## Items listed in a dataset
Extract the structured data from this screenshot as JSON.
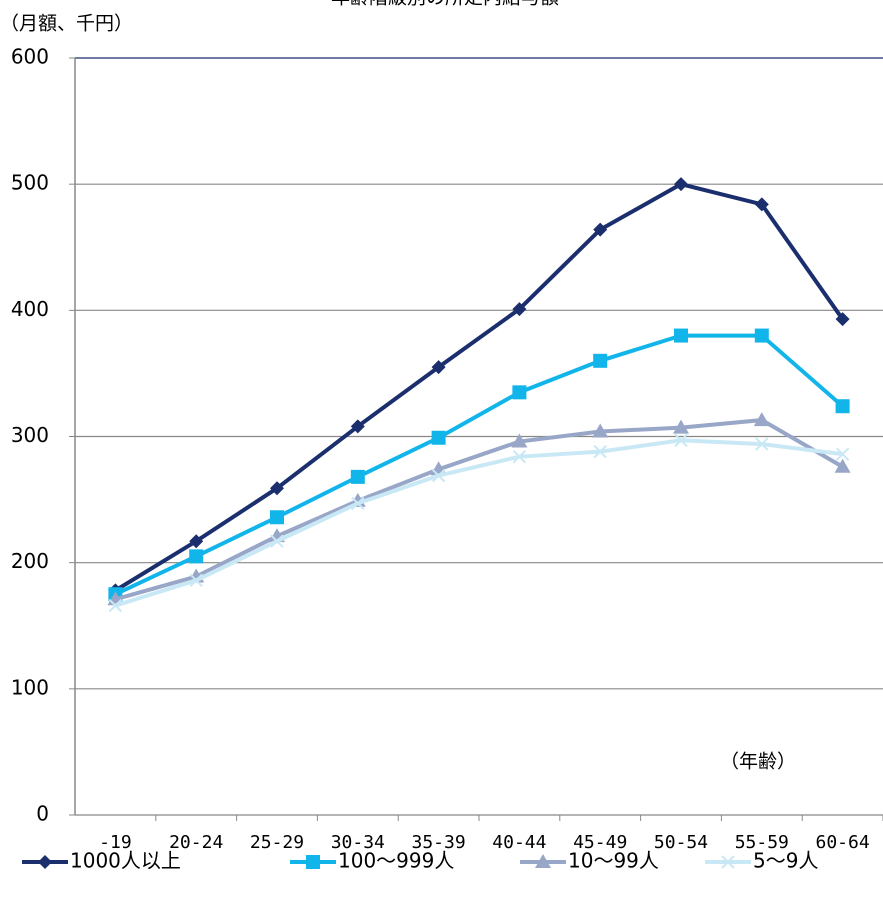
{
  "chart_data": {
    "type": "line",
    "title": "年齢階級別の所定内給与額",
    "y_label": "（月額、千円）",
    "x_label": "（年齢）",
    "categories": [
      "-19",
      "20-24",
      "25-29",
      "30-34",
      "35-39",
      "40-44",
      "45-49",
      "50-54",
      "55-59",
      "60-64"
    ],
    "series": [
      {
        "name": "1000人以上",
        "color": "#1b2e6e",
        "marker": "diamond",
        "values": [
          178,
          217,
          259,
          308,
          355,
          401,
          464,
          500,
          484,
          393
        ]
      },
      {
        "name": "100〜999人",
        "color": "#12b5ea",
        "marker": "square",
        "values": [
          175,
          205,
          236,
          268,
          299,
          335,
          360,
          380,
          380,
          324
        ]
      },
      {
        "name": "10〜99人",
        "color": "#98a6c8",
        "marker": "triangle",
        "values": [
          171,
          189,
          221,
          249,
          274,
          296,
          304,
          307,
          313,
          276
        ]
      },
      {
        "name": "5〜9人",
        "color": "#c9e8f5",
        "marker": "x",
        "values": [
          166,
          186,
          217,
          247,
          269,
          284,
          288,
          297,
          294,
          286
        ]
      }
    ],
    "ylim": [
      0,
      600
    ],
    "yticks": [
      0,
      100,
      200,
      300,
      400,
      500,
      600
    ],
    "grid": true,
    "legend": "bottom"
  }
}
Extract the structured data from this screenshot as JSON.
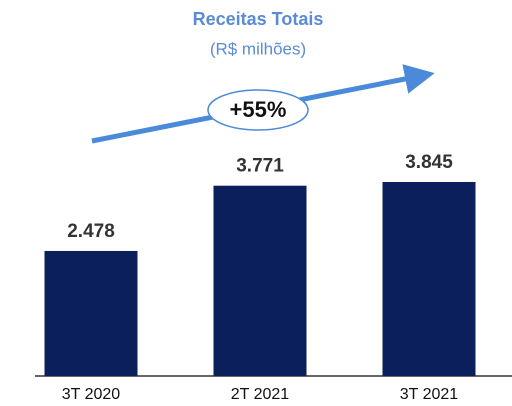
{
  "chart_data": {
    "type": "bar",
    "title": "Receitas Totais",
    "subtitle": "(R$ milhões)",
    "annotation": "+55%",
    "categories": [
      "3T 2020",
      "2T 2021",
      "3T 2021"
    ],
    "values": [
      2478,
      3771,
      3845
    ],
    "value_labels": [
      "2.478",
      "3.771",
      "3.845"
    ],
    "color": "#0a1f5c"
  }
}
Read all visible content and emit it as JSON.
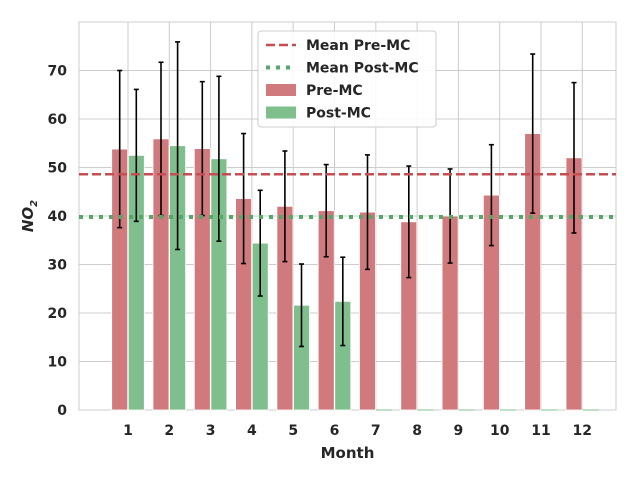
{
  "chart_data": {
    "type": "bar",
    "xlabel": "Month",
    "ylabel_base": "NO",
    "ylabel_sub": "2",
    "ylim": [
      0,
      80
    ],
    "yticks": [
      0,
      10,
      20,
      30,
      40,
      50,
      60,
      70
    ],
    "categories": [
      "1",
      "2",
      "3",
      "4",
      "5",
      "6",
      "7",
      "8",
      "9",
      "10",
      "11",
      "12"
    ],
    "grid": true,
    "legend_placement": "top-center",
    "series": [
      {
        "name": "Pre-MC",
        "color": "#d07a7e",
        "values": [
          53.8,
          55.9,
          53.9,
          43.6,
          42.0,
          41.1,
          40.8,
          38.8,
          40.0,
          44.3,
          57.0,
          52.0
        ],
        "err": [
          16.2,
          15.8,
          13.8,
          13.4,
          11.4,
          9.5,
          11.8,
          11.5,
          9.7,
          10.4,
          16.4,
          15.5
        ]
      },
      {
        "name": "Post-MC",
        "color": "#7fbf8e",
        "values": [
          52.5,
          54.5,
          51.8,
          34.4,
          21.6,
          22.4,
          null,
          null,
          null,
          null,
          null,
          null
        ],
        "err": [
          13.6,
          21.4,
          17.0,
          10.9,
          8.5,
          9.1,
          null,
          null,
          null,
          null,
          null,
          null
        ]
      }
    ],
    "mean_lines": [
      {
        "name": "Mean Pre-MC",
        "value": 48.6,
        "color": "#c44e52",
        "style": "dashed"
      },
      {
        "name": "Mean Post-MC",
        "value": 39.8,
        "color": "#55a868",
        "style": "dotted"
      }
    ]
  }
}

## Set task
Set down all the entries exactly as they appear, but skip any pictures.

## Output below
Extract the structured data from this screenshot as JSON.
{
  "chart_data": {
    "type": "line",
    "title": "年齢階級別の所定内給与額",
    "y_label": "（月額、千円）",
    "x_label": "（年齢）",
    "categories": [
      "-19",
      "20-24",
      "25-29",
      "30-34",
      "35-39",
      "40-44",
      "45-49",
      "50-54",
      "55-59",
      "60-64"
    ],
    "series": [
      {
        "name": "1000人以上",
        "color": "#1b2e6e",
        "marker": "diamond",
        "values": [
          178,
          217,
          259,
          308,
          355,
          401,
          464,
          500,
          484,
          393
        ]
      },
      {
        "name": "100〜999人",
        "color": "#12b5ea",
        "marker": "square",
        "values": [
          175,
          205,
          236,
          268,
          299,
          335,
          360,
          380,
          380,
          324
        ]
      },
      {
        "name": "10〜99人",
        "color": "#98a6c8",
        "marker": "triangle",
        "values": [
          171,
          189,
          221,
          249,
          274,
          296,
          304,
          307,
          313,
          276
        ]
      },
      {
        "name": "5〜9人",
        "color": "#c9e8f5",
        "marker": "x",
        "values": [
          166,
          186,
          217,
          247,
          269,
          284,
          288,
          297,
          294,
          286
        ]
      }
    ],
    "ylim": [
      0,
      600
    ],
    "yticks": [
      0,
      100,
      200,
      300,
      400,
      500,
      600
    ],
    "grid": true,
    "legend": "bottom"
  }
}
Extract the structured data from this screenshot as JSON.
{
  "chart_data": {
    "type": "bar",
    "title": "Receitas Totais",
    "subtitle": "(R$ milhões)",
    "annotation": "+55%",
    "categories": [
      "3T 2020",
      "2T 2021",
      "3T 2021"
    ],
    "values": [
      2478,
      3771,
      3845
    ],
    "value_labels": [
      "2.478",
      "3.771",
      "3.845"
    ],
    "color": "#0a1f5c"
  }
}
Read all visible content and emit it as JSON.
{
  "chart_data": {
    "type": "bar",
    "xlabel": "Month",
    "ylabel_base": "NO",
    "ylabel_sub": "2",
    "ylim": [
      0,
      80
    ],
    "yticks": [
      0,
      10,
      20,
      30,
      40,
      50,
      60,
      70
    ],
    "categories": [
      "1",
      "2",
      "3",
      "4",
      "5",
      "6",
      "7",
      "8",
      "9",
      "10",
      "11",
      "12"
    ],
    "grid": true,
    "legend_placement": "top-center",
    "series": [
      {
        "name": "Pre-MC",
        "color": "#d07a7e",
        "values": [
          53.8,
          55.9,
          53.9,
          43.6,
          42.0,
          41.1,
          40.8,
          38.8,
          40.0,
          44.3,
          57.0,
          52.0
        ],
        "err": [
          16.2,
          15.8,
          13.8,
          13.4,
          11.4,
          9.5,
          11.8,
          11.5,
          9.7,
          10.4,
          16.4,
          15.5
        ]
      },
      {
        "name": "Post-MC",
        "color": "#7fbf8e",
        "values": [
          52.5,
          54.5,
          51.8,
          34.4,
          21.6,
          22.4,
          null,
          null,
          null,
          null,
          null,
          null
        ],
        "err": [
          13.6,
          21.4,
          17.0,
          10.9,
          8.5,
          9.1,
          null,
          null,
          null,
          null,
          null,
          null
        ]
      }
    ],
    "mean_lines": [
      {
        "name": "Mean Pre-MC",
        "value": 48.6,
        "color": "#c44e52",
        "style": "dashed"
      },
      {
        "name": "Mean Post-MC",
        "value": 39.8,
        "color": "#55a868",
        "style": "dotted"
      }
    ]
  }
}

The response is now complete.